**WRITTEN EXERCISE**
Copy out every record below with complete accuracy.

Extracted records

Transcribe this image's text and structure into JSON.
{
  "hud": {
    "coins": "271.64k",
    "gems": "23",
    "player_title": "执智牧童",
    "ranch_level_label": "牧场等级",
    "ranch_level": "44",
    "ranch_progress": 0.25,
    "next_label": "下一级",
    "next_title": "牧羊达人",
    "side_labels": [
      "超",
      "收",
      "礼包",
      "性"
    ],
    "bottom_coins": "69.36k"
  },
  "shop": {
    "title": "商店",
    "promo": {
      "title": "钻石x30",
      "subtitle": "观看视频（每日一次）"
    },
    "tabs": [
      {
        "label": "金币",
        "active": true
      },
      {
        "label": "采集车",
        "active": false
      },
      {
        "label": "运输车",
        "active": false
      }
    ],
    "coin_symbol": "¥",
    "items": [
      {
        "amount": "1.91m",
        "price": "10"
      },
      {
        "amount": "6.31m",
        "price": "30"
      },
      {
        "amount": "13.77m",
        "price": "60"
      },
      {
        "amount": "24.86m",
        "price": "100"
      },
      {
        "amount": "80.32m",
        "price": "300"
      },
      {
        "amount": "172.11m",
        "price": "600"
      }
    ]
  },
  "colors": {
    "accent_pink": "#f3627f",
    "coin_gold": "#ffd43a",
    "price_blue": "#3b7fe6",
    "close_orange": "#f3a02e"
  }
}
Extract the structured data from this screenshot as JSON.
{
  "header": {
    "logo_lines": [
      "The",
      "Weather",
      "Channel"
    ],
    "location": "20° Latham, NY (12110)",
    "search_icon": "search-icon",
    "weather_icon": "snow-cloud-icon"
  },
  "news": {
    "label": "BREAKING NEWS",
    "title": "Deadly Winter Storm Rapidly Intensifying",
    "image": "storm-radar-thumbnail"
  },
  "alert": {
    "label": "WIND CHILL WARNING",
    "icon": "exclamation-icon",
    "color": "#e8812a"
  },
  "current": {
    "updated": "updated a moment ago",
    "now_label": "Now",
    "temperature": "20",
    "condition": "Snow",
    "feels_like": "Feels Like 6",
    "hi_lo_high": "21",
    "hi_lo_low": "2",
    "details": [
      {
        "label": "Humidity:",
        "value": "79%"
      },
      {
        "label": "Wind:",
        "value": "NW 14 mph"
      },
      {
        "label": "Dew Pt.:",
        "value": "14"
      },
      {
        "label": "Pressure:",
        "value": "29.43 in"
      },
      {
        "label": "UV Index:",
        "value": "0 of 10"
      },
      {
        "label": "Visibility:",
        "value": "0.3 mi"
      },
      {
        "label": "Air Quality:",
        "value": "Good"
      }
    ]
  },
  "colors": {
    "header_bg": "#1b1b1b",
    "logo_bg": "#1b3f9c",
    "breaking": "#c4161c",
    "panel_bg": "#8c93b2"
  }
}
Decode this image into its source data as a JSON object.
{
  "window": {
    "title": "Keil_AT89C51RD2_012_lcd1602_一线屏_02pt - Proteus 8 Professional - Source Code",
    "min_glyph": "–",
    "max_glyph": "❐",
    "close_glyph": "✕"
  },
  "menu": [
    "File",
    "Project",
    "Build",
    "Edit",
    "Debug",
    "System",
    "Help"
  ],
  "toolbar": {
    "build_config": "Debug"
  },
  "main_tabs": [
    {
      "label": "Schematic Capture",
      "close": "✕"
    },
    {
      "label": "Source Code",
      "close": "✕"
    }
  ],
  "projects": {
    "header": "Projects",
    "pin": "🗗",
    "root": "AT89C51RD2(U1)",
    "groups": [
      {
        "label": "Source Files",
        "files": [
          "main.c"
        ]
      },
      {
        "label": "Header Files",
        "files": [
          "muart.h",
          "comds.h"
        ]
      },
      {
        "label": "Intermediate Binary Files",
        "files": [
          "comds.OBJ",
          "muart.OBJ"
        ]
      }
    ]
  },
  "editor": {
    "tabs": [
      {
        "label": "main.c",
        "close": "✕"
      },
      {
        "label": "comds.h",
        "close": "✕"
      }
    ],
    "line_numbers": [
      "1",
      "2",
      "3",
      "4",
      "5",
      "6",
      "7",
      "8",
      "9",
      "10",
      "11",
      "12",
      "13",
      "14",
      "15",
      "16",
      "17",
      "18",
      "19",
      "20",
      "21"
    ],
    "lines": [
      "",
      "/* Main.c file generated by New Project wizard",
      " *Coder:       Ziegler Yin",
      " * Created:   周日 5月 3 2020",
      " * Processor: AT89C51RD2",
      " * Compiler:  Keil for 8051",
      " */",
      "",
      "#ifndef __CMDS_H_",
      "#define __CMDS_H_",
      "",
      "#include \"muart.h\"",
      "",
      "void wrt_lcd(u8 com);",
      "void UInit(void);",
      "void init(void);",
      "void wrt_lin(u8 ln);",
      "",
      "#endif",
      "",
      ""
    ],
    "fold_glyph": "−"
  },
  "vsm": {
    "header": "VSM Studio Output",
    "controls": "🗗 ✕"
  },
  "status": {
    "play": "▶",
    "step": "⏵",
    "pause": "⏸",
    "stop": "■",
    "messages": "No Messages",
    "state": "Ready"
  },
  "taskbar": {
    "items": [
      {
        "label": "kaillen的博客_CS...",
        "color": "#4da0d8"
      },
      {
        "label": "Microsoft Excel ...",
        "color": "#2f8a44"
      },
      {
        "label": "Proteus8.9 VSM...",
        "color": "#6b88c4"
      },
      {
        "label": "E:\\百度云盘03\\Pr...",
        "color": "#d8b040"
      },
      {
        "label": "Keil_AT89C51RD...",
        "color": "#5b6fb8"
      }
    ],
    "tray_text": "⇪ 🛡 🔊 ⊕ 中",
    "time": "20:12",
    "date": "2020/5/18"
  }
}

**ANSWER TO THIS EXERCISE**
Transcribe this image's text and structure into JSON.
{
  "hud": {
    "coins": "271.64k",
    "gems": "23",
    "player_title": "执智牧童",
    "ranch_level_label": "牧场等级",
    "ranch_level": "44",
    "ranch_progress": 0.25,
    "next_label": "下一级",
    "next_title": "牧羊达人",
    "side_labels": [
      "超",
      "收",
      "礼包",
      "性"
    ],
    "bottom_coins": "69.36k"
  },
  "shop": {
    "title": "商店",
    "promo": {
      "title": "钻石x30",
      "subtitle": "观看视频（每日一次）"
    },
    "tabs": [
      {
        "label": "金币",
        "active": true
      },
      {
        "label": "采集车",
        "active": false
      },
      {
        "label": "运输车",
        "active": false
      }
    ],
    "coin_symbol": "¥",
    "items": [
      {
        "amount": "1.91m",
        "price": "10"
      },
      {
        "amount": "6.31m",
        "price": "30"
      },
      {
        "amount": "13.77m",
        "price": "60"
      },
      {
        "amount": "24.86m",
        "price": "100"
      },
      {
        "amount": "80.32m",
        "price": "300"
      },
      {
        "amount": "172.11m",
        "price": "600"
      }
    ]
  },
  "colors": {
    "accent_pink": "#f3627f",
    "coin_gold": "#ffd43a",
    "price_blue": "#3b7fe6",
    "close_orange": "#f3a02e"
  }
}
Extract the structured data from this screenshot as JSON.
{
  "header": {
    "logo_lines": [
      "The",
      "Weather",
      "Channel"
    ],
    "location": "20° Latham, NY (12110)",
    "search_icon": "search-icon",
    "weather_icon": "snow-cloud-icon"
  },
  "news": {
    "label": "BREAKING NEWS",
    "title": "Deadly Winter Storm Rapidly Intensifying",
    "image": "storm-radar-thumbnail"
  },
  "alert": {
    "label": "WIND CHILL WARNING",
    "icon": "exclamation-icon",
    "color": "#e8812a"
  },
  "current": {
    "updated": "updated a moment ago",
    "now_label": "Now",
    "temperature": "20",
    "condition": "Snow",
    "feels_like": "Feels Like 6",
    "hi_lo_high": "21",
    "hi_lo_low": "2",
    "details": [
      {
        "label": "Humidity:",
        "value": "79%"
      },
      {
        "label": "Wind:",
        "value": "NW 14 mph"
      },
      {
        "label": "Dew Pt.:",
        "value": "14"
      },
      {
        "label": "Pressure:",
        "value": "29.43 in"
      },
      {
        "label": "UV Index:",
        "value": "0 of 10"
      },
      {
        "label": "Visibility:",
        "value": "0.3 mi"
      },
      {
        "label": "Air Quality:",
        "value": "Good"
      }
    ]
  },
  "colors": {
    "header_bg": "#1b1b1b",
    "logo_bg": "#1b3f9c",
    "breaking": "#c4161c",
    "panel_bg": "#8c93b2"
  }
}
Decode this image into its source data as a JSON object.
{
  "window": {
    "title": "Keil_AT89C51RD2_012_lcd1602_一线屏_02pt - Proteus 8 Professional - Source Code",
    "min_glyph": "–",
    "max_glyph": "❐",
    "close_glyph": "✕"
  },
  "menu": [
    "File",
    "Project",
    "Build",
    "Edit",
    "Debug",
    "System",
    "Help"
  ],
  "toolbar": {
    "build_config": "Debug"
  },
  "main_tabs": [
    {
      "label": "Schematic Capture",
      "close": "✕"
    },
    {
      "label": "Source Code",
      "close": "✕"
    }
  ],
  "projects": {
    "header": "Projects",
    "pin": "🗗",
    "root": "AT89C51RD2(U1)",
    "groups": [
      {
        "label": "Source Files",
        "files": [
          "main.c"
        ]
      },
      {
        "label": "Header Files",
        "files": [
          "muart.h",
          "comds.h"
        ]
      },
      {
        "label": "Intermediate Binary Files",
        "files": [
          "comds.OBJ",
          "muart.OBJ"
        ]
      }
    ]
  },
  "editor": {
    "tabs": [
      {
        "label": "main.c",
        "close": "✕"
      },
      {
        "label": "comds.h",
        "close": "✕"
      }
    ],
    "line_numbers": [
      "1",
      "2",
      "3",
      "4",
      "5",
      "6",
      "7",
      "8",
      "9",
      "10",
      "11",
      "12",
      "13",
      "14",
      "15",
      "16",
      "17",
      "18",
      "19",
      "20",
      "21"
    ],
    "lines": [
      "",
      "/* Main.c file generated by New Project wizard",
      " *Coder:       Ziegler Yin",
      " * Created:   周日 5月 3 2020",
      " * Processor: AT89C51RD2",
      " * Compiler:  Keil for 8051",
      " */",
      "",
      "#ifndef __CMDS_H_",
      "#define __CMDS_H_",
      "",
      "#include \"muart.h\"",
      "",
      "void wrt_lcd(u8 com);",
      "void UInit(void);",
      "void init(void);",
      "void wrt_lin(u8 ln);",
      "",
      "#endif",
      "",
      ""
    ],
    "fold_glyph": "−"
  },
  "vsm": {
    "header": "VSM Studio Output",
    "controls": "🗗 ✕"
  },
  "status": {
    "play": "▶",
    "step": "⏵",
    "pause": "⏸",
    "stop": "■",
    "messages": "No Messages",
    "state": "Ready"
  },
  "taskbar": {
    "items": [
      {
        "label": "kaillen的博客_CS...",
        "color": "#4da0d8"
      },
      {
        "label": "Microsoft Excel ...",
        "color": "#2f8a44"
      },
      {
        "label": "Proteus8.9 VSM...",
        "color": "#6b88c4"
      },
      {
        "label": "E:\\百度云盘03\\Pr...",
        "color": "#d8b040"
      },
      {
        "label": "Keil_AT89C51RD...",
        "color": "#5b6fb8"
      }
    ],
    "tray_text": "⇪ 🛡 🔊 ⊕ 中",
    "time": "20:12",
    "date": "2020/5/18"
  }
}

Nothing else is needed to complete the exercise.